Stated task
Emit the data below verbatim, stripping out any pictures.

■ ■ ■ ■

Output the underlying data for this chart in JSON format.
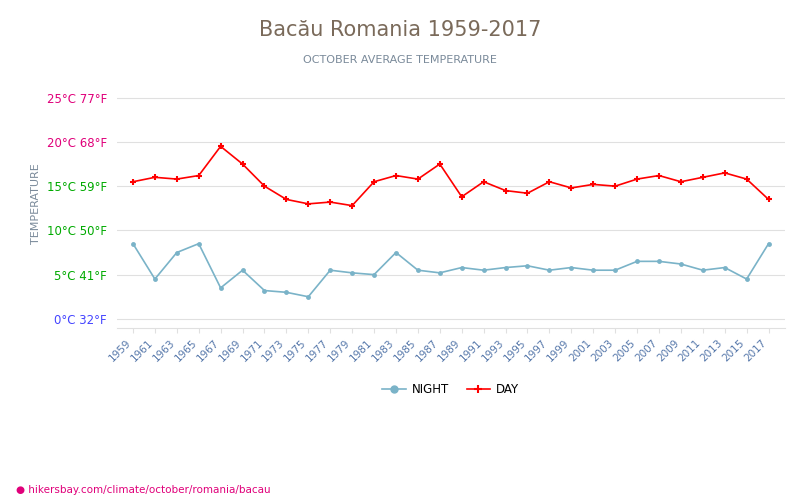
{
  "title": "Bacău Romania 1959-2017",
  "subtitle": "OCTOBER AVERAGE TEMPERATURE",
  "ylabel": "TEMPERATURE",
  "footer": "● hikersbay.com/climate/october/romania/bacau",
  "years": [
    1959,
    1961,
    1963,
    1965,
    1967,
    1969,
    1971,
    1973,
    1975,
    1977,
    1979,
    1981,
    1983,
    1985,
    1987,
    1989,
    1991,
    1993,
    1995,
    1997,
    1999,
    2001,
    2003,
    2005,
    2007,
    2009,
    2011,
    2013,
    2015,
    2017
  ],
  "day_temps": [
    15.5,
    16.0,
    15.8,
    16.2,
    19.5,
    17.5,
    15.0,
    13.5,
    13.0,
    13.2,
    12.8,
    15.5,
    16.2,
    15.8,
    17.5,
    13.8,
    15.5,
    14.5,
    14.2,
    15.5,
    14.8,
    15.2,
    15.0,
    15.8,
    16.2,
    15.5,
    16.0,
    16.5,
    15.8,
    13.5
  ],
  "night_temps": [
    8.5,
    4.5,
    7.5,
    8.5,
    3.5,
    5.5,
    3.2,
    3.0,
    2.5,
    5.5,
    5.2,
    5.0,
    7.5,
    5.5,
    5.2,
    5.8,
    5.5,
    5.8,
    6.0,
    5.5,
    5.8,
    5.5,
    5.5,
    6.5,
    6.5,
    6.2,
    5.5,
    5.8,
    4.5,
    8.5
  ],
  "day_color": "#ff0000",
  "night_color": "#7ab3c8",
  "title_color": "#7a6a5a",
  "subtitle_color": "#7a8a9a",
  "ylabel_color": "#7a8a9a",
  "grid_color": "#e0e0e0",
  "background_color": "#ffffff",
  "ytick_labels": [
    "25°C 77°F",
    "20°C 68°F",
    "15°C 59°F",
    "10°C 50°F",
    "5°C 41°F",
    "0°C 32°F"
  ],
  "ytick_values": [
    25,
    20,
    15,
    10,
    5,
    0
  ],
  "ytick_colors": [
    "#e0007a",
    "#e0007a",
    "#00aa00",
    "#00aa00",
    "#00aa00",
    "#4444ff"
  ],
  "ylim": [
    -1,
    27
  ],
  "footer_color": "#e0007a"
}
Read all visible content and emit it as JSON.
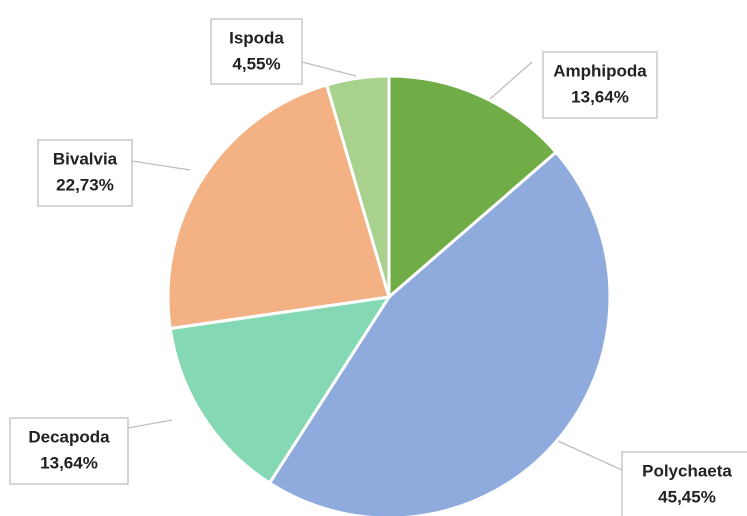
{
  "chart_data": {
    "type": "pie",
    "categories": [
      "Amphipoda",
      "Polychaeta",
      "Decapoda",
      "Bivalvia",
      "Ispoda"
    ],
    "values": [
      13.64,
      45.45,
      13.64,
      22.73,
      4.55
    ],
    "value_labels": [
      "13,64%",
      "45,45%",
      "13,64%",
      "22,73%",
      "4,55%"
    ],
    "colors": [
      "#70ad47",
      "#8faadc",
      "#84d9b4",
      "#f4b183",
      "#a9d18e"
    ]
  }
}
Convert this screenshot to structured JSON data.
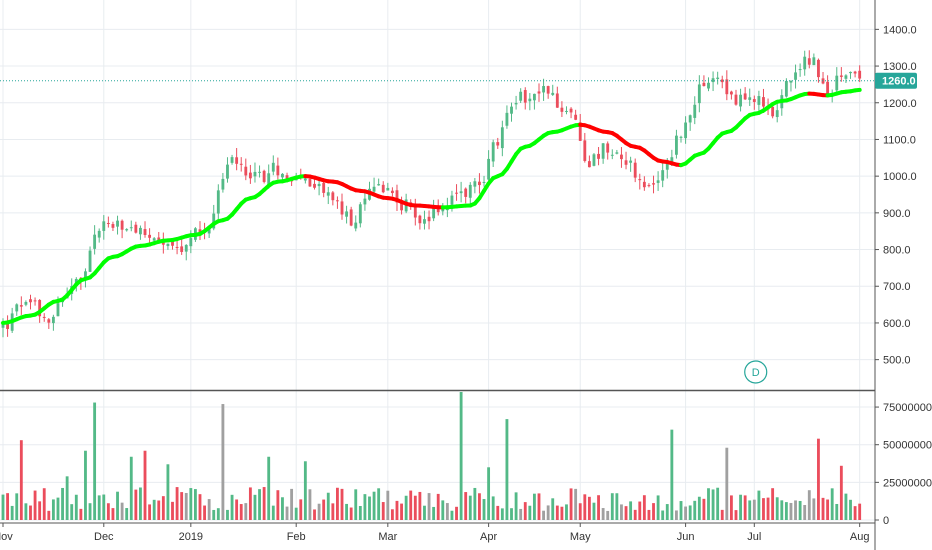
{
  "chart_data": {
    "type": "candlestick",
    "interval_marker": "D",
    "last_price_label": "1260.0",
    "colors": {
      "up": "#53b987",
      "down": "#eb4d5c",
      "ma_up": "#00ff00",
      "ma_down": "#ff0000",
      "volume_up": "#53b987",
      "volume_down": "#eb4d5c",
      "volume_neutral": "#a0a0a0",
      "badge": "#26a69a",
      "grid": "#e8ecf0"
    },
    "x_axis": {
      "ticks": [
        {
          "label": "Nov",
          "index": 0
        },
        {
          "label": "Dec",
          "index": 22
        },
        {
          "label": "2019",
          "index": 41
        },
        {
          "label": "Feb",
          "index": 64
        },
        {
          "label": "Mar",
          "index": 84
        },
        {
          "label": "Apr",
          "index": 106
        },
        {
          "label": "May",
          "index": 126
        },
        {
          "label": "Jun",
          "index": 149
        },
        {
          "label": "Jul",
          "index": 164
        },
        {
          "label": "Aug",
          "index": 187
        }
      ]
    },
    "price_axis": {
      "ylim": [
        420,
        1480
      ],
      "tick_labels": [
        "1400.0",
        "1300.0",
        "1200.0",
        "1100.0",
        "1000.0",
        "900.0",
        "800.0",
        "700.0",
        "600.0",
        "500.0"
      ]
    },
    "volume_axis": {
      "ylim": [
        0,
        85000000
      ],
      "tick_labels": [
        "75000000",
        "50000000",
        "25000000",
        "0"
      ]
    },
    "close_anchors": [
      [
        0,
        590
      ],
      [
        5,
        660
      ],
      [
        10,
        620
      ],
      [
        16,
        700
      ],
      [
        22,
        870
      ],
      [
        28,
        850
      ],
      [
        33,
        820
      ],
      [
        38,
        790
      ],
      [
        44,
        860
      ],
      [
        50,
        1040
      ],
      [
        56,
        1000
      ],
      [
        60,
        1020
      ],
      [
        64,
        990
      ],
      [
        70,
        960
      ],
      [
        76,
        880
      ],
      [
        82,
        980
      ],
      [
        88,
        920
      ],
      [
        92,
        880
      ],
      [
        96,
        920
      ],
      [
        100,
        960
      ],
      [
        104,
        980
      ],
      [
        108,
        1100
      ],
      [
        112,
        1210
      ],
      [
        118,
        1230
      ],
      [
        124,
        1170
      ],
      [
        128,
        1040
      ],
      [
        132,
        1080
      ],
      [
        136,
        1050
      ],
      [
        140,
        960
      ],
      [
        144,
        1010
      ],
      [
        148,
        1120
      ],
      [
        152,
        1230
      ],
      [
        156,
        1270
      ],
      [
        160,
        1200
      ],
      [
        164,
        1220
      ],
      [
        168,
        1180
      ],
      [
        172,
        1260
      ],
      [
        176,
        1320
      ],
      [
        180,
        1230
      ],
      [
        184,
        1280
      ],
      [
        187,
        1260
      ]
    ],
    "ma_anchors": [
      [
        0,
        600
      ],
      [
        6,
        620
      ],
      [
        12,
        660
      ],
      [
        18,
        720
      ],
      [
        24,
        780
      ],
      [
        30,
        810
      ],
      [
        36,
        825
      ],
      [
        42,
        840
      ],
      [
        48,
        880
      ],
      [
        54,
        940
      ],
      [
        60,
        985
      ],
      [
        66,
        1000
      ],
      [
        72,
        985
      ],
      [
        78,
        960
      ],
      [
        84,
        940
      ],
      [
        90,
        920
      ],
      [
        96,
        915
      ],
      [
        102,
        920
      ],
      [
        108,
        1000
      ],
      [
        114,
        1080
      ],
      [
        120,
        1120
      ],
      [
        126,
        1140
      ],
      [
        132,
        1120
      ],
      [
        138,
        1080
      ],
      [
        144,
        1040
      ],
      [
        148,
        1030
      ],
      [
        152,
        1060
      ],
      [
        158,
        1120
      ],
      [
        164,
        1170
      ],
      [
        170,
        1205
      ],
      [
        176,
        1225
      ],
      [
        180,
        1220
      ],
      [
        184,
        1230
      ],
      [
        187,
        1235
      ]
    ],
    "volume_spikes": [
      [
        4,
        53000000
      ],
      [
        14,
        29000000
      ],
      [
        18,
        46000000
      ],
      [
        20,
        78000000
      ],
      [
        28,
        42000000
      ],
      [
        31,
        46000000
      ],
      [
        36,
        37000000
      ],
      [
        48,
        77000000
      ],
      [
        58,
        42000000
      ],
      [
        66,
        39000000
      ],
      [
        100,
        85000000
      ],
      [
        106,
        35000000
      ],
      [
        110,
        67000000
      ],
      [
        146,
        60000000
      ],
      [
        158,
        48000000
      ],
      [
        178,
        54000000
      ],
      [
        183,
        36000000
      ]
    ]
  }
}
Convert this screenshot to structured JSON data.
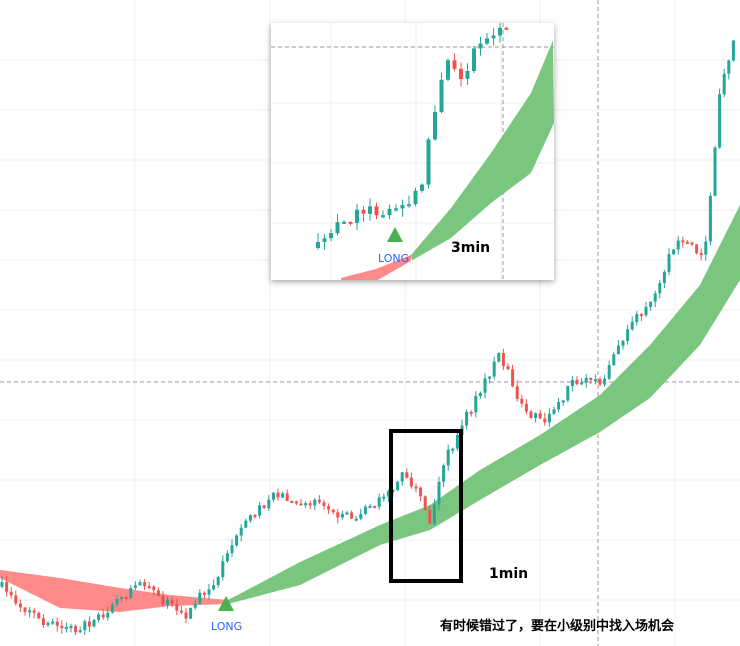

■ ■ ■ ■

The solution
Output the underlying data for this chart in JSON format.
{
  "title": "Bacău Romania 1959-2017",
  "subtitle": "OCTOBER AVERAGE TEMPERATURE",
  "ylabel": "TEMPERATURE",
  "footer": "● hikersbay.com/climate/october/romania/bacau",
  "years": [
    1959,
    1961,
    1963,
    1965,
    1967,
    1969,
    1971,
    1973,
    1975,
    1977,
    1979,
    1981,
    1983,
    1985,
    1987,
    1989,
    1991,
    1993,
    1995,
    1997,
    1999,
    2001,
    2003,
    2005,
    2007,
    2009,
    2011,
    2013,
    2015,
    2017
  ],
  "day_temps": [
    15.5,
    16.0,
    15.8,
    16.2,
    19.5,
    17.5,
    15.0,
    13.5,
    13.0,
    13.2,
    12.8,
    15.5,
    16.2,
    15.8,
    17.5,
    13.8,
    15.5,
    14.5,
    14.2,
    15.5,
    14.8,
    15.2,
    15.0,
    15.8,
    16.2,
    15.5,
    16.0,
    16.5,
    15.8,
    13.5
  ],
  "night_temps": [
    8.5,
    4.5,
    7.5,
    8.5,
    3.5,
    5.5,
    3.2,
    3.0,
    2.5,
    5.5,
    5.2,
    5.0,
    7.5,
    5.5,
    5.2,
    5.8,
    5.5,
    5.8,
    6.0,
    5.5,
    5.8,
    5.5,
    5.5,
    6.5,
    6.5,
    6.2,
    5.5,
    5.8,
    4.5,
    8.5
  ],
  "day_color": "#ff0000",
  "night_color": "#7ab3c8",
  "title_color": "#7a6a5a",
  "subtitle_color": "#7a8a9a",
  "ylabel_color": "#7a8a9a",
  "grid_color": "#e0e0e0",
  "background_color": "#ffffff",
  "ytick_labels": [
    "25°C 77°F",
    "20°C 68°F",
    "15°C 59°F",
    "10°C 50°F",
    "5°C 41°F",
    "0°C 32°F"
  ],
  "ytick_values": [
    25,
    20,
    15,
    10,
    5,
    0
  ],
  "ytick_colors": [
    "#e0007a",
    "#e0007a",
    "#00aa00",
    "#00aa00",
    "#00aa00",
    "#4444ff"
  ],
  "ylim": [
    -1,
    27
  ],
  "footer_color": "#e0007a"
}
Read all visible content and emit it as JSON.
{
  "chart_data": {
    "type": "pie",
    "categories": [
      "Amphipoda",
      "Polychaeta",
      "Decapoda",
      "Bivalvia",
      "Ispoda"
    ],
    "values": [
      13.64,
      45.45,
      13.64,
      22.73,
      4.55
    ],
    "value_labels": [
      "13,64%",
      "45,45%",
      "13,64%",
      "22,73%",
      "4,55%"
    ],
    "colors": [
      "#70ad47",
      "#8faadc",
      "#84d9b4",
      "#f4b183",
      "#a9d18e"
    ]
  }
}
Convert this screenshot to structured JSON data.
{
  "chart_data": {
    "type": "candlestick",
    "interval_marker": "D",
    "last_price_label": "1260.0",
    "colors": {
      "up": "#53b987",
      "down": "#eb4d5c",
      "ma_up": "#00ff00",
      "ma_down": "#ff0000",
      "volume_up": "#53b987",
      "volume_down": "#eb4d5c",
      "volume_neutral": "#a0a0a0",
      "badge": "#26a69a",
      "grid": "#e8ecf0"
    },
    "x_axis": {
      "ticks": [
        {
          "label": "Nov",
          "index": 0
        },
        {
          "label": "Dec",
          "index": 22
        },
        {
          "label": "2019",
          "index": 41
        },
        {
          "label": "Feb",
          "index": 64
        },
        {
          "label": "Mar",
          "index": 84
        },
        {
          "label": "Apr",
          "index": 106
        },
        {
          "label": "May",
          "index": 126
        },
        {
          "label": "Jun",
          "index": 149
        },
        {
          "label": "Jul",
          "index": 164
        },
        {
          "label": "Aug",
          "index": 187
        }
      ]
    },
    "price_axis": {
      "ylim": [
        420,
        1480
      ],
      "tick_labels": [
        "1400.0",
        "1300.0",
        "1200.0",
        "1100.0",
        "1000.0",
        "900.0",
        "800.0",
        "700.0",
        "600.0",
        "500.0"
      ]
    },
    "volume_axis": {
      "ylim": [
        0,
        85000000
      ],
      "tick_labels": [
        "75000000",
        "50000000",
        "25000000",
        "0"
      ]
    },
    "close_anchors": [
      [
        0,
        590
      ],
      [
        5,
        660
      ],
      [
        10,
        620
      ],
      [
        16,
        700
      ],
      [
        22,
        870
      ],
      [
        28,
        850
      ],
      [
        33,
        820
      ],
      [
        38,
        790
      ],
      [
        44,
        860
      ],
      [
        50,
        1040
      ],
      [
        56,
        1000
      ],
      [
        60,
        1020
      ],
      [
        64,
        990
      ],
      [
        70,
        960
      ],
      [
        76,
        880
      ],
      [
        82,
        980
      ],
      [
        88,
        920
      ],
      [
        92,
        880
      ],
      [
        96,
        920
      ],
      [
        100,
        960
      ],
      [
        104,
        980
      ],
      [
        108,
        1100
      ],
      [
        112,
        1210
      ],
      [
        118,
        1230
      ],
      [
        124,
        1170
      ],
      [
        128,
        1040
      ],
      [
        132,
        1080
      ],
      [
        136,
        1050
      ],
      [
        140,
        960
      ],
      [
        144,
        1010
      ],
      [
        148,
        1120
      ],
      [
        152,
        1230
      ],
      [
        156,
        1270
      ],
      [
        160,
        1200
      ],
      [
        164,
        1220
      ],
      [
        168,
        1180
      ],
      [
        172,
        1260
      ],
      [
        176,
        1320
      ],
      [
        180,
        1230
      ],
      [
        184,
        1280
      ],
      [
        187,
        1260
      ]
    ],
    "ma_anchors": [
      [
        0,
        600
      ],
      [
        6,
        620
      ],
      [
        12,
        660
      ],
      [
        18,
        720
      ],
      [
        24,
        780
      ],
      [
        30,
        810
      ],
      [
        36,
        825
      ],
      [
        42,
        840
      ],
      [
        48,
        880
      ],
      [
        54,
        940
      ],
      [
        60,
        985
      ],
      [
        66,
        1000
      ],
      [
        72,
        985
      ],
      [
        78,
        960
      ],
      [
        84,
        940
      ],
      [
        90,
        920
      ],
      [
        96,
        915
      ],
      [
        102,
        920
      ],
      [
        108,
        1000
      ],
      [
        114,
        1080
      ],
      [
        120,
        1120
      ],
      [
        126,
        1140
      ],
      [
        132,
        1120
      ],
      [
        138,
        1080
      ],
      [
        144,
        1040
      ],
      [
        148,
        1030
      ],
      [
        152,
        1060
      ],
      [
        158,
        1120
      ],
      [
        164,
        1170
      ],
      [
        170,
        1205
      ],
      [
        176,
        1225
      ],
      [
        180,
        1220
      ],
      [
        184,
        1230
      ],
      [
        187,
        1235
      ]
    ],
    "volume_spikes": [
      [
        4,
        53000000
      ],
      [
        14,
        29000000
      ],
      [
        18,
        46000000
      ],
      [
        20,
        78000000
      ],
      [
        28,
        42000000
      ],
      [
        31,
        46000000
      ],
      [
        36,
        37000000
      ],
      [
        48,
        77000000
      ],
      [
        58,
        42000000
      ],
      [
        66,
        39000000
      ],
      [
        100,
        85000000
      ],
      [
        106,
        35000000
      ],
      [
        110,
        67000000
      ],
      [
        146,
        60000000
      ],
      [
        158,
        48000000
      ],
      [
        178,
        54000000
      ],
      [
        183,
        36000000
      ]
    ]
  }
}
Convert this screenshot to structured JSON data.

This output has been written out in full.